**WHAT THIS TASK INVOLVES**
Write the records out again, precisely as they stand.

■ ■ ■

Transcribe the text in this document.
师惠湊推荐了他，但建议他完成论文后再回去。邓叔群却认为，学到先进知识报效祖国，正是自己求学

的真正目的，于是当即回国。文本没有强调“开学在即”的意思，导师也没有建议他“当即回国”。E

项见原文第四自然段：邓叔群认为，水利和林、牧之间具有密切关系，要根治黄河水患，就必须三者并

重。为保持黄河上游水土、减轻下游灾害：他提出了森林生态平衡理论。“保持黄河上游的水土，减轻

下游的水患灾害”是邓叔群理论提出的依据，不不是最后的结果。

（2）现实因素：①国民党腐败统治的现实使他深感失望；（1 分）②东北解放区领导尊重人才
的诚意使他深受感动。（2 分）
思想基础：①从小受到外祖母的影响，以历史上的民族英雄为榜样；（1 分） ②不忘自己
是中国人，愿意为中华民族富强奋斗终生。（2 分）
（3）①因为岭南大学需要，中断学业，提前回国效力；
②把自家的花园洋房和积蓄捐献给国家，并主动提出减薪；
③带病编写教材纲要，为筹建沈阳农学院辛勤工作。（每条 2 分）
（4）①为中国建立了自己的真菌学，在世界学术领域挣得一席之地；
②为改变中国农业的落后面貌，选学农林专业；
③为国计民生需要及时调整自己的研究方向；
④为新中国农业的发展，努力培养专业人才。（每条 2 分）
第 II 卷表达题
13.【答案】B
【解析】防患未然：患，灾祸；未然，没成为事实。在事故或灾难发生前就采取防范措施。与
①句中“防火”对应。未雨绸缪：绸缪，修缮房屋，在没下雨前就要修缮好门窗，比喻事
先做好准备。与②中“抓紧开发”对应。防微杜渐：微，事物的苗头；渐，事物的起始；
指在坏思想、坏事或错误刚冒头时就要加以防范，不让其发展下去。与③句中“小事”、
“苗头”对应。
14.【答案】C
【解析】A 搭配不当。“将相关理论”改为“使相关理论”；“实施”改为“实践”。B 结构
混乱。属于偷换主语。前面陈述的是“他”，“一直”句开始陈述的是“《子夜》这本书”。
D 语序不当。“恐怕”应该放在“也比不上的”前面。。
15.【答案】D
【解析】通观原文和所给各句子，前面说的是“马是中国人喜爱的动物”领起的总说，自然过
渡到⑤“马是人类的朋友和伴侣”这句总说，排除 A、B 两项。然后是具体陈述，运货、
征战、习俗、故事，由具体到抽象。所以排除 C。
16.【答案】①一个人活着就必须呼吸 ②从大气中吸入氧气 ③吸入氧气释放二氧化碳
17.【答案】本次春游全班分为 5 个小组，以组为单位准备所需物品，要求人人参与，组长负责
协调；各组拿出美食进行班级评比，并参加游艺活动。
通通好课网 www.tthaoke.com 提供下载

■ ■ ■

**EXERCISE RESULT**
Transcribe the text in this document.
师惠湊推荐了他，但建议他完成论文后再回去。邓叔群却认为，学到先进知识报效祖国，正是自己求学

的真正目的，于是当即回国。文本没有强调“开学在即”的意思，导师也没有建议他“当即回国”。E

项见原文第四自然段：邓叔群认为，水利和林、牧之间具有密切关系，要根治黄河水患，就必须三者并

重。为保持黄河上游水土、减轻下游灾害：他提出了森林生态平衡理论。“保持黄河上游的水土，减轻

下游的水患灾害”是邓叔群理论提出的依据，不不是最后的结果。

（2）现实因素：①国民党腐败统治的现实使他深感失望；（1 分）②东北解放区领导尊重人才
的诚意使他深受感动。（2 分）
思想基础：①从小受到外祖母的影响，以历史上的民族英雄为榜样；（1 分） ②不忘自己
是中国人，愿意为中华民族富强奋斗终生。（2 分）
（3）①因为岭南大学需要，中断学业，提前回国效力；
②把自家的花园洋房和积蓄捐献给国家，并主动提出减薪；
③带病编写教材纲要，为筹建沈阳农学院辛勤工作。（每条 2 分）
（4）①为中国建立了自己的真菌学，在世界学术领域挣得一席之地；
②为改变中国农业的落后面貌，选学农林专业；
③为国计民生需要及时调整自己的研究方向；
④为新中国农业的发展，努力培养专业人才。（每条 2 分）
第 II 卷表达题
13.【答案】B
【解析】防患未然：患，灾祸；未然，没成为事实。在事故或灾难发生前就采取防范措施。与
①句中“防火”对应。未雨绸缪：绸缪，修缮房屋，在没下雨前就要修缮好门窗，比喻事
先做好准备。与②中“抓紧开发”对应。防微杜渐：微，事物的苗头；渐，事物的起始；
指在坏思想、坏事或错误刚冒头时就要加以防范，不让其发展下去。与③句中“小事”、
“苗头”对应。
14.【答案】C
【解析】A 搭配不当。“将相关理论”改为“使相关理论”；“实施”改为“实践”。B 结构
混乱。属于偷换主语。前面陈述的是“他”，“一直”句开始陈述的是“《子夜》这本书”。
D 语序不当。“恐怕”应该放在“也比不上的”前面。。
15.【答案】D
【解析】通观原文和所给各句子，前面说的是“马是中国人喜爱的动物”领起的总说，自然过
渡到⑤“马是人类的朋友和伴侣”这句总说，排除 A、B 两项。然后是具体陈述，运货、
征战、习俗、故事，由具体到抽象。所以排除 C。
16.【答案】①一个人活着就必须呼吸 ②从大气中吸入氧气 ③吸入氧气释放二氧化碳
17.【答案】本次春游全班分为 5 个小组，以组为单位准备所需物品，要求人人参与，组长负责
协调；各组拿出美食进行班级评比，并参加游艺活动。
通通好课网 www.tthaoke.com 提供下载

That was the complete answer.